━━ STORED RECORDS

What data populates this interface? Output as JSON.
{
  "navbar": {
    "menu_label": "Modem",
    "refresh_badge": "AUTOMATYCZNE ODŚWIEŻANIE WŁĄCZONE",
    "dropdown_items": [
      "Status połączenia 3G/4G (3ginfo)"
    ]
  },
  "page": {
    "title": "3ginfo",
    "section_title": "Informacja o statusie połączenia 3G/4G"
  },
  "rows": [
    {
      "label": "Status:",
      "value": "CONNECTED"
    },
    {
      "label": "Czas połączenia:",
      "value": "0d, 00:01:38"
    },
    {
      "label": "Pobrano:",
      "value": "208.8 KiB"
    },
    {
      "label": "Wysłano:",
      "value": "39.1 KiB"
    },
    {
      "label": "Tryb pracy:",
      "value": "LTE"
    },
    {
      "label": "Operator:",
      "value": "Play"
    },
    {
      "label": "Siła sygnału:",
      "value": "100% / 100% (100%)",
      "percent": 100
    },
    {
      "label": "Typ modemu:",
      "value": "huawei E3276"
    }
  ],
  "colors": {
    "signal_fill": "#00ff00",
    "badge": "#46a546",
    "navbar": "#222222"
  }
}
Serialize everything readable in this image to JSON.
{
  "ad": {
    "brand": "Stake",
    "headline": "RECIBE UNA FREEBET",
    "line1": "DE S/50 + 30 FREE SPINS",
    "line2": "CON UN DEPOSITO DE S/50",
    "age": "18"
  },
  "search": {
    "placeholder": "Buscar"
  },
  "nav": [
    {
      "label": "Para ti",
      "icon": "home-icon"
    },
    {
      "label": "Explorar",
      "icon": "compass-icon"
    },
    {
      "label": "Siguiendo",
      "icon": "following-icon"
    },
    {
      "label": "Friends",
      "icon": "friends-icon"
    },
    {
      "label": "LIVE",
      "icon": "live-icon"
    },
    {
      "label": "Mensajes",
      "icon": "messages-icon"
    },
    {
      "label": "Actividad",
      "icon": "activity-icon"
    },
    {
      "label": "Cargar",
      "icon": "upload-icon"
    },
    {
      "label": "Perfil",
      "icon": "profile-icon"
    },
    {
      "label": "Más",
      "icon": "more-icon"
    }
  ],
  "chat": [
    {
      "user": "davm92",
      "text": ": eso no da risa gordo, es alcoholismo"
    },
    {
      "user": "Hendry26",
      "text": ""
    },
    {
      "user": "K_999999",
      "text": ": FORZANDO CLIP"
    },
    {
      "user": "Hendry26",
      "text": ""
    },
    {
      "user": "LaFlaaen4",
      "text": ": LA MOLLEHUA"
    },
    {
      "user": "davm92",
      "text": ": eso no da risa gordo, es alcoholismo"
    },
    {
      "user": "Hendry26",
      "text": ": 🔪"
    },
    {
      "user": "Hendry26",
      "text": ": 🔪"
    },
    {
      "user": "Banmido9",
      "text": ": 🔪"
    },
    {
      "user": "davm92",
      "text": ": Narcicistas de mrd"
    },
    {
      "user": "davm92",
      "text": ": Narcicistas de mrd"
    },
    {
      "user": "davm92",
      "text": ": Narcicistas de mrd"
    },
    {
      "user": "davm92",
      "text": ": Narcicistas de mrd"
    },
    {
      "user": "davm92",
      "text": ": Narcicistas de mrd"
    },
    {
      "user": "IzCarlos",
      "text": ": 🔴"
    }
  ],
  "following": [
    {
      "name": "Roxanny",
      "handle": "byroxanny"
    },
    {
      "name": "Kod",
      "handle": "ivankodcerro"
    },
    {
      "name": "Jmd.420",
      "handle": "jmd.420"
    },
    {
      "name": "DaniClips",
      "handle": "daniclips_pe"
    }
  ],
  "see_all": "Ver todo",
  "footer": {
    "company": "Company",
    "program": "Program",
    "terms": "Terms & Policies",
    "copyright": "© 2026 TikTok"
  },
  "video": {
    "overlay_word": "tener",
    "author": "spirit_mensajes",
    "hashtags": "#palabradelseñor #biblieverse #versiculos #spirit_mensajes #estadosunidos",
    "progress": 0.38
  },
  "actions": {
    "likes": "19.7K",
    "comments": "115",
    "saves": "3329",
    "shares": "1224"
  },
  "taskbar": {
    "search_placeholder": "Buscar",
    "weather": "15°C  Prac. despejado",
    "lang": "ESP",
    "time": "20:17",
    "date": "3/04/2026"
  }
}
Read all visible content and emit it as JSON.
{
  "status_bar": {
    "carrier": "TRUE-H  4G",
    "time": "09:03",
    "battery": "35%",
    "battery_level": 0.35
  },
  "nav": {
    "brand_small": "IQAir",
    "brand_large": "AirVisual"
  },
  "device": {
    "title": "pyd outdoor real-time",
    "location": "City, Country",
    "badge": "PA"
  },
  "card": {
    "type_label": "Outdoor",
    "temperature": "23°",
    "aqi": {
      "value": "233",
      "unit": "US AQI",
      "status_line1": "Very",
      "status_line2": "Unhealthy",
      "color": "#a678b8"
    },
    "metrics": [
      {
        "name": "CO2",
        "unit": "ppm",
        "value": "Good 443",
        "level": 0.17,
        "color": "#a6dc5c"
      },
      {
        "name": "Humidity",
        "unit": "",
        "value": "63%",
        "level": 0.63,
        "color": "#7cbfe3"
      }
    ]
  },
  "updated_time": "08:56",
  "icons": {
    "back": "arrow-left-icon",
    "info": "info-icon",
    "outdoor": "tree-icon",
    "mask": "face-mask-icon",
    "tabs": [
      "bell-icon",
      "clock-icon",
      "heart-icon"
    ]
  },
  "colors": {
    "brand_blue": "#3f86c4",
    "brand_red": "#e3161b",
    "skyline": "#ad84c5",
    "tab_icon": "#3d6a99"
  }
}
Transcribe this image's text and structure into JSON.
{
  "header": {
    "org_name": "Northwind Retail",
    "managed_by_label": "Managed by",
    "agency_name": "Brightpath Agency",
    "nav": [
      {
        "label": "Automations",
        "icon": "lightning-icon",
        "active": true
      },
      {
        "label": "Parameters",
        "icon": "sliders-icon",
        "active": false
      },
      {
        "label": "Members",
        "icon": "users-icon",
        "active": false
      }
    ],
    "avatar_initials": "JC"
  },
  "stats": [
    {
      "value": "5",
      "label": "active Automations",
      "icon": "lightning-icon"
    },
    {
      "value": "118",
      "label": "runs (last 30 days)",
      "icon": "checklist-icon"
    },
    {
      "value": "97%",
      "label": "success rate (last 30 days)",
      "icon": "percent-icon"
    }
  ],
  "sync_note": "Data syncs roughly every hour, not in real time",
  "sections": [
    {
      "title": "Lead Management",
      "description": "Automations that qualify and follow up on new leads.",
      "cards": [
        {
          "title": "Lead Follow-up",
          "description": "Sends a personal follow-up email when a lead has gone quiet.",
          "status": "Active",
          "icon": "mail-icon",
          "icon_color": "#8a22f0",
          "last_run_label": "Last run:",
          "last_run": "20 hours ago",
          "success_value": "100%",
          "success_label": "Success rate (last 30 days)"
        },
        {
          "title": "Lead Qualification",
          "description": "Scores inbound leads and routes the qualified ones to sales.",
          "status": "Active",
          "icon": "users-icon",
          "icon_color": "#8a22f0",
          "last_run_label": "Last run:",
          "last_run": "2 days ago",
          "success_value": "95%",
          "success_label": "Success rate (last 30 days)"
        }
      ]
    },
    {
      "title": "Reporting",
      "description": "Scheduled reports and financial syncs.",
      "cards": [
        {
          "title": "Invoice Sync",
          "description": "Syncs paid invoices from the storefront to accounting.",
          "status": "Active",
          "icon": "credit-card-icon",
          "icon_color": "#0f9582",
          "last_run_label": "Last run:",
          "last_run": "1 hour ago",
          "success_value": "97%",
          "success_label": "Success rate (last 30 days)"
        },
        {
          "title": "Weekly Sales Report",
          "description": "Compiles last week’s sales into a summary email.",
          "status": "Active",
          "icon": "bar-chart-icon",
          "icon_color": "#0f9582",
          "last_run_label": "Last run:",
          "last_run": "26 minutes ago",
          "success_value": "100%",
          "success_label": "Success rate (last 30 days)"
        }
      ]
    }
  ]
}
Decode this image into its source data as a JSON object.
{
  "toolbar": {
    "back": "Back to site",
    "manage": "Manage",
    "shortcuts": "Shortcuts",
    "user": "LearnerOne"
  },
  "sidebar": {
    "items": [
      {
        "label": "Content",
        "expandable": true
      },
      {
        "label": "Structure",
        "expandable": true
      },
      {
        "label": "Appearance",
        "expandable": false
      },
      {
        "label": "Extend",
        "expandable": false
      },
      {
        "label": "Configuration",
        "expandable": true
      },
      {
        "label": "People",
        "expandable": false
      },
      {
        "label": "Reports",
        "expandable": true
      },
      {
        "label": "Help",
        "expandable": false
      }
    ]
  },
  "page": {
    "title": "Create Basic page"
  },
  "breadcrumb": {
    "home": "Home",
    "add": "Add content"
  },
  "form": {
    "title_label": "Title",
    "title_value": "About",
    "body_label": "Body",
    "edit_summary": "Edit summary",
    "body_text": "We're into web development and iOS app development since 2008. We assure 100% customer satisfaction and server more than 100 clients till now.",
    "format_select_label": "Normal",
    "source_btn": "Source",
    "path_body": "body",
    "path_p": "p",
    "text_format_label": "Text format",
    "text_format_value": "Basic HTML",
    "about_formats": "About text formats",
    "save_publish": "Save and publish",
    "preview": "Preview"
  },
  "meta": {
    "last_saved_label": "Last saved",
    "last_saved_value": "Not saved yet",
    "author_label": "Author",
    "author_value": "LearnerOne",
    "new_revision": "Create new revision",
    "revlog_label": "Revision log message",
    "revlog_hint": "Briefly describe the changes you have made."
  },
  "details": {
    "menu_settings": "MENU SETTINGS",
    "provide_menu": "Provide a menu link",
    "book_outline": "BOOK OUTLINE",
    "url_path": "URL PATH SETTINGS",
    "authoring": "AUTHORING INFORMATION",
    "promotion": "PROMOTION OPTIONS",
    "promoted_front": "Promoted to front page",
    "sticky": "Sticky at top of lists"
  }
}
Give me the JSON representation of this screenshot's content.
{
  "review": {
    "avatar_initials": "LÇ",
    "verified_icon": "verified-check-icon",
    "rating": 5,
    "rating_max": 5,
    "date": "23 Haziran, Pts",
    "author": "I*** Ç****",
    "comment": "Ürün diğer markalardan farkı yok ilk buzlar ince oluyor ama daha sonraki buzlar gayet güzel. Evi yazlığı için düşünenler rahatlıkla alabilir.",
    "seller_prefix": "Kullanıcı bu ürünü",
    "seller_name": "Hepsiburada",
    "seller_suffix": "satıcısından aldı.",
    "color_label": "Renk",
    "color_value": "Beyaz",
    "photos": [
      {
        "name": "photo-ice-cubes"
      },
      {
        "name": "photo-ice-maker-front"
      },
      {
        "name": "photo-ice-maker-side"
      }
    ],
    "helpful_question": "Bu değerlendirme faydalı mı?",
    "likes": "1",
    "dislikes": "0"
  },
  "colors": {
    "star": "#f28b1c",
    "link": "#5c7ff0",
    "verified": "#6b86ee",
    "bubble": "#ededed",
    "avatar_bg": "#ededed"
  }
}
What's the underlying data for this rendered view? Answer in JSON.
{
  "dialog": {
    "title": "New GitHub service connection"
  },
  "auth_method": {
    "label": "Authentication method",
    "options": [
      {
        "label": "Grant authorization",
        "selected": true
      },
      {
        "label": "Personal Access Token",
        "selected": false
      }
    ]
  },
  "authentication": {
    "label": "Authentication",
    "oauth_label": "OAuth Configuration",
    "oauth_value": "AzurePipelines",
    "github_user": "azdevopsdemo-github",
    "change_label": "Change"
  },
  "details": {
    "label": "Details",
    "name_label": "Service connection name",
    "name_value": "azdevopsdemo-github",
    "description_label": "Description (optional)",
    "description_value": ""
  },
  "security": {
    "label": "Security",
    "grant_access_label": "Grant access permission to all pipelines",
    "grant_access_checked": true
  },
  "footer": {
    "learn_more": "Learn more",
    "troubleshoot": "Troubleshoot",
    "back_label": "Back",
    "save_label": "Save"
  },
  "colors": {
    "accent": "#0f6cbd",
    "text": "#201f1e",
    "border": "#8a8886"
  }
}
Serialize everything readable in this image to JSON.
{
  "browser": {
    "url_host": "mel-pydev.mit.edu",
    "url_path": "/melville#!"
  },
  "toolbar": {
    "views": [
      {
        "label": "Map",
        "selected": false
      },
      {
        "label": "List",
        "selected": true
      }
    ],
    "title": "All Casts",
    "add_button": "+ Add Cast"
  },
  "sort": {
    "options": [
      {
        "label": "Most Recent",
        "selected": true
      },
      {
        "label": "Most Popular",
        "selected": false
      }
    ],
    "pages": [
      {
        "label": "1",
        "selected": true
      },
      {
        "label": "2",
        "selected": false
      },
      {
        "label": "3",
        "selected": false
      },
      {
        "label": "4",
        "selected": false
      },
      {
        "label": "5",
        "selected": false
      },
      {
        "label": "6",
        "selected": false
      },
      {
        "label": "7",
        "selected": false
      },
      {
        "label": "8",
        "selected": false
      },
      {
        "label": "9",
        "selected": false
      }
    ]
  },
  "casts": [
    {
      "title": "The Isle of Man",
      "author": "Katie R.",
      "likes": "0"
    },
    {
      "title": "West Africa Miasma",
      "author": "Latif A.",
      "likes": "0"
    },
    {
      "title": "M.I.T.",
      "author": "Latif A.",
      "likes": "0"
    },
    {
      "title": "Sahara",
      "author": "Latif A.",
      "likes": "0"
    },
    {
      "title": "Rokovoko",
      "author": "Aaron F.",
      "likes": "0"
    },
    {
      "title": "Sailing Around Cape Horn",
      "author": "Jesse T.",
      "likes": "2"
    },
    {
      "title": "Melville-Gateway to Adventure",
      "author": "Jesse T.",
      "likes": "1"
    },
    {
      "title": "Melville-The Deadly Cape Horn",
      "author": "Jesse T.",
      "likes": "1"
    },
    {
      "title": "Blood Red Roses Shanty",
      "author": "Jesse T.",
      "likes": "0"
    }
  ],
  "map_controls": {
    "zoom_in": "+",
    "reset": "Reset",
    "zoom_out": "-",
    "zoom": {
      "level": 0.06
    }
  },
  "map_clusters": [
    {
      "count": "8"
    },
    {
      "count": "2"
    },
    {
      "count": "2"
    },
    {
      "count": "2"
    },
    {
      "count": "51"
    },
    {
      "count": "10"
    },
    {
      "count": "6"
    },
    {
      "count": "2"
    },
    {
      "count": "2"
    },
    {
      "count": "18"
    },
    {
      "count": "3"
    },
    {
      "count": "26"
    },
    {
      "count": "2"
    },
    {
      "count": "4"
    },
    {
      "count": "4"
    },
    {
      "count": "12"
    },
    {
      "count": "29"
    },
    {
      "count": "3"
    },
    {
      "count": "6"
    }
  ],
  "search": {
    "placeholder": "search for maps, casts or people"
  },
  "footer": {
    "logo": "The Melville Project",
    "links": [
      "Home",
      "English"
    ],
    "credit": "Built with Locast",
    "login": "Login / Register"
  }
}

━━━━

Read through the data and copy every line where "LearnerOne" shows up.

| CORRECT RESULT |
    "user": "LearnerOne"
    "author_value": "LearnerOne",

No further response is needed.